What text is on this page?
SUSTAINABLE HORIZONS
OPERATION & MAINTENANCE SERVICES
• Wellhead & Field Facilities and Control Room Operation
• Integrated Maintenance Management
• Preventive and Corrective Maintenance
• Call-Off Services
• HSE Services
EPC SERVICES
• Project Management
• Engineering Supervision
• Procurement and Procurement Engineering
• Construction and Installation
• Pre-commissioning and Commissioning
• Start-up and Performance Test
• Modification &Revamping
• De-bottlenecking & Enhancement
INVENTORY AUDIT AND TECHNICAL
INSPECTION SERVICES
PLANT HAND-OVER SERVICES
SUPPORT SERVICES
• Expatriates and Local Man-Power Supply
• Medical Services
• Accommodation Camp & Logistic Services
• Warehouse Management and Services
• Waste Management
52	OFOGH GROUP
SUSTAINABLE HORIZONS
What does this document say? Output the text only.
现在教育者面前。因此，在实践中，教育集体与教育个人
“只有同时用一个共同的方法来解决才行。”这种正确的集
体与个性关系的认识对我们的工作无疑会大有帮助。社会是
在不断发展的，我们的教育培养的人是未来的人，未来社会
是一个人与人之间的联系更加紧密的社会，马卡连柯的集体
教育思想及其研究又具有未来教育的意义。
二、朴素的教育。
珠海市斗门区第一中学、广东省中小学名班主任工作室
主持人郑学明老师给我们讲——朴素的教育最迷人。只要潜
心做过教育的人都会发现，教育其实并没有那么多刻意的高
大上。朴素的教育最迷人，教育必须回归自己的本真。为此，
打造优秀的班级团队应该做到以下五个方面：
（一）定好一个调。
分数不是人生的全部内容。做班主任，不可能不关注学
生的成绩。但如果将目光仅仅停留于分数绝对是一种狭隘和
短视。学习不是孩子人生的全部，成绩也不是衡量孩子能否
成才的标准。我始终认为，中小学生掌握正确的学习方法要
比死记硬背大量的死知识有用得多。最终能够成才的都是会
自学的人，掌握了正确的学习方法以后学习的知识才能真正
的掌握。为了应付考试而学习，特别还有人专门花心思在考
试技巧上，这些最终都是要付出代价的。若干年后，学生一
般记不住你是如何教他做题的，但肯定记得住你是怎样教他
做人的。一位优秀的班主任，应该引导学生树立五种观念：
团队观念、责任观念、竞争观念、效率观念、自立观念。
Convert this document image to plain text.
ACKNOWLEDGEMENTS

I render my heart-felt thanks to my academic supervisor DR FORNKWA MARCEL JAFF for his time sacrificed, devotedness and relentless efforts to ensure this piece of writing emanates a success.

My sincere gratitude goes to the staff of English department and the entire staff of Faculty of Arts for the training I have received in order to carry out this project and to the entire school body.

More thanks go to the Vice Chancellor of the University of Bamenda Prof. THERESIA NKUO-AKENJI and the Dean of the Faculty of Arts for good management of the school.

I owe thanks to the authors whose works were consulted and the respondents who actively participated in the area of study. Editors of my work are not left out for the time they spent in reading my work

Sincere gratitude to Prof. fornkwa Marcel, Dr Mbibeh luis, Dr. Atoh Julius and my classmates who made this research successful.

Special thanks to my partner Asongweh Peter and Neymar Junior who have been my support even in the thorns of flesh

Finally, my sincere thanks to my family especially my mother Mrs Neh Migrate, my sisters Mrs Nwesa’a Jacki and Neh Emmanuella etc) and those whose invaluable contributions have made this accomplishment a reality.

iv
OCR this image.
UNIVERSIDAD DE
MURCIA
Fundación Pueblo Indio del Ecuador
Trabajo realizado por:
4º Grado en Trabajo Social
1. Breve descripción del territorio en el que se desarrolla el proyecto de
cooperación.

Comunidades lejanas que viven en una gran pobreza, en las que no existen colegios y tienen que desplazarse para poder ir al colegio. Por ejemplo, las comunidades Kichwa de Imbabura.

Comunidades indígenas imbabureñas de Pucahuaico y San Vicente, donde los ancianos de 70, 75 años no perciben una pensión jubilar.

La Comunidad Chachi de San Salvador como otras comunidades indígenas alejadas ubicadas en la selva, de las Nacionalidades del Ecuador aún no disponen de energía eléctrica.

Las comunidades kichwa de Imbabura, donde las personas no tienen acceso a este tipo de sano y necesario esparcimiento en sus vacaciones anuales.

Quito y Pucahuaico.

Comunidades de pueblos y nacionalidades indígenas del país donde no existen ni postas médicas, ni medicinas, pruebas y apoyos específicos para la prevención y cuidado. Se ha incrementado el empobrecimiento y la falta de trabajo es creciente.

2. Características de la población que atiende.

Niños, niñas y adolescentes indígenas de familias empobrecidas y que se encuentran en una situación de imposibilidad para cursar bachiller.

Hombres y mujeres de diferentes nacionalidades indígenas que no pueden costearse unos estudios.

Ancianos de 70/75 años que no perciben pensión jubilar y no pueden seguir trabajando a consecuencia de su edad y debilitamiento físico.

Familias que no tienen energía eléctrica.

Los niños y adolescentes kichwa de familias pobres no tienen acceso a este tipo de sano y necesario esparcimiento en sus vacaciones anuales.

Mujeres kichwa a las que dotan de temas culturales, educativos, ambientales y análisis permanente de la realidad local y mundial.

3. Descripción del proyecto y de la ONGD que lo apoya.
○ ○ ○
### Problem to solve:
Each line of the listing above should be output exactly.

### Solution:
What text is on this page?
SUSTAINABLE HORIZONS
OPERATION & MAINTENANCE SERVICES
• Wellhead & Field Facilities and Control Room Operation
• Integrated Maintenance Management
• Preventive and Corrective Maintenance
• Call-Off Services
• HSE Services
EPC SERVICES
• Project Management
• Engineering Supervision
• Procurement and Procurement Engineering
• Construction and Installation
• Pre-commissioning and Commissioning
• Start-up and Performance Test
• Modification &Revamping
• De-bottlenecking & Enhancement
INVENTORY AUDIT AND TECHNICAL
INSPECTION SERVICES
PLANT HAND-OVER SERVICES
SUPPORT SERVICES
• Expatriates and Local Man-Power Supply
• Medical Services
• Accommodation Camp & Logistic Services
• Warehouse Management and Services
• Waste Management
52	OFOGH GROUP
SUSTAINABLE HORIZONS
What does this document say? Output the text only.
现在教育者面前。因此，在实践中，教育集体与教育个人
“只有同时用一个共同的方法来解决才行。”这种正确的集
体与个性关系的认识对我们的工作无疑会大有帮助。社会是
在不断发展的，我们的教育培养的人是未来的人，未来社会
是一个人与人之间的联系更加紧密的社会，马卡连柯的集体
教育思想及其研究又具有未来教育的意义。
二、朴素的教育。
珠海市斗门区第一中学、广东省中小学名班主任工作室
主持人郑学明老师给我们讲——朴素的教育最迷人。只要潜
心做过教育的人都会发现，教育其实并没有那么多刻意的高
大上。朴素的教育最迷人，教育必须回归自己的本真。为此，
打造优秀的班级团队应该做到以下五个方面：
（一）定好一个调。
分数不是人生的全部内容。做班主任，不可能不关注学
生的成绩。但如果将目光仅仅停留于分数绝对是一种狭隘和
短视。学习不是孩子人生的全部，成绩也不是衡量孩子能否
成才的标准。我始终认为，中小学生掌握正确的学习方法要
比死记硬背大量的死知识有用得多。最终能够成才的都是会
自学的人，掌握了正确的学习方法以后学习的知识才能真正
的掌握。为了应付考试而学习，特别还有人专门花心思在考
试技巧上，这些最终都是要付出代价的。若干年后，学生一
般记不住你是如何教他做题的，但肯定记得住你是怎样教他
做人的。一位优秀的班主任，应该引导学生树立五种观念：
团队观念、责任观念、竞争观念、效率观念、自立观念。
Convert this document image to plain text.
ACKNOWLEDGEMENTS

I render my heart-felt thanks to my academic supervisor DR FORNKWA MARCEL JAFF for his time sacrificed, devotedness and relentless efforts to ensure this piece of writing emanates a success.

My sincere gratitude goes to the staff of English department and the entire staff of Faculty of Arts for the training I have received in order to carry out this project and to the entire school body.

More thanks go to the Vice Chancellor of the University of Bamenda Prof. THERESIA NKUO-AKENJI and the Dean of the Faculty of Arts for good management of the school.

I owe thanks to the authors whose works were consulted and the respondents who actively participated in the area of study. Editors of my work are not left out for the time they spent in reading my work

Sincere gratitude to Prof. fornkwa Marcel, Dr Mbibeh luis, Dr. Atoh Julius and my classmates who made this research successful.

Special thanks to my partner Asongweh Peter and Neymar Junior who have been my support even in the thorns of flesh

Finally, my sincere thanks to my family especially my mother Mrs Neh Migrate, my sisters Mrs Nwesa’a Jacki and Neh Emmanuella etc) and those whose invaluable contributions have made this accomplishment a reality.

iv
OCR this image.
UNIVERSIDAD DE
MURCIA
Fundación Pueblo Indio del Ecuador
Trabajo realizado por:
4º Grado en Trabajo Social
1. Breve descripción del territorio en el que se desarrolla el proyecto de
cooperación.

Comunidades lejanas que viven en una gran pobreza, en las que no existen colegios y tienen que desplazarse para poder ir al colegio. Por ejemplo, las comunidades Kichwa de Imbabura.

Comunidades indígenas imbabureñas de Pucahuaico y San Vicente, donde los ancianos de 70, 75 años no perciben una pensión jubilar.

La Comunidad Chachi de San Salvador como otras comunidades indígenas alejadas ubicadas en la selva, de las Nacionalidades del Ecuador aún no disponen de energía eléctrica.

Las comunidades kichwa de Imbabura, donde las personas no tienen acceso a este tipo de sano y necesario esparcimiento en sus vacaciones anuales.

Quito y Pucahuaico.

Comunidades de pueblos y nacionalidades indígenas del país donde no existen ni postas médicas, ni medicinas, pruebas y apoyos específicos para la prevención y cuidado. Se ha incrementado el empobrecimiento y la falta de trabajo es creciente.

2. Características de la población que atiende.

Niños, niñas y adolescentes indígenas de familias empobrecidas y que se encuentran en una situación de imposibilidad para cursar bachiller.

Hombres y mujeres de diferentes nacionalidades indígenas que no pueden costearse unos estudios.

Ancianos de 70/75 años que no perciben pensión jubilar y no pueden seguir trabajando a consecuencia de su edad y debilitamiento físico.

Familias que no tienen energía eléctrica.

Los niños y adolescentes kichwa de familias pobres no tienen acceso a este tipo de sano y necesario esparcimiento en sus vacaciones anuales.

Mujeres kichwa a las que dotan de temas culturales, educativos, ambientales y análisis permanente de la realidad local y mundial.

3. Descripción del proyecto y de la ONGD que lo apoya.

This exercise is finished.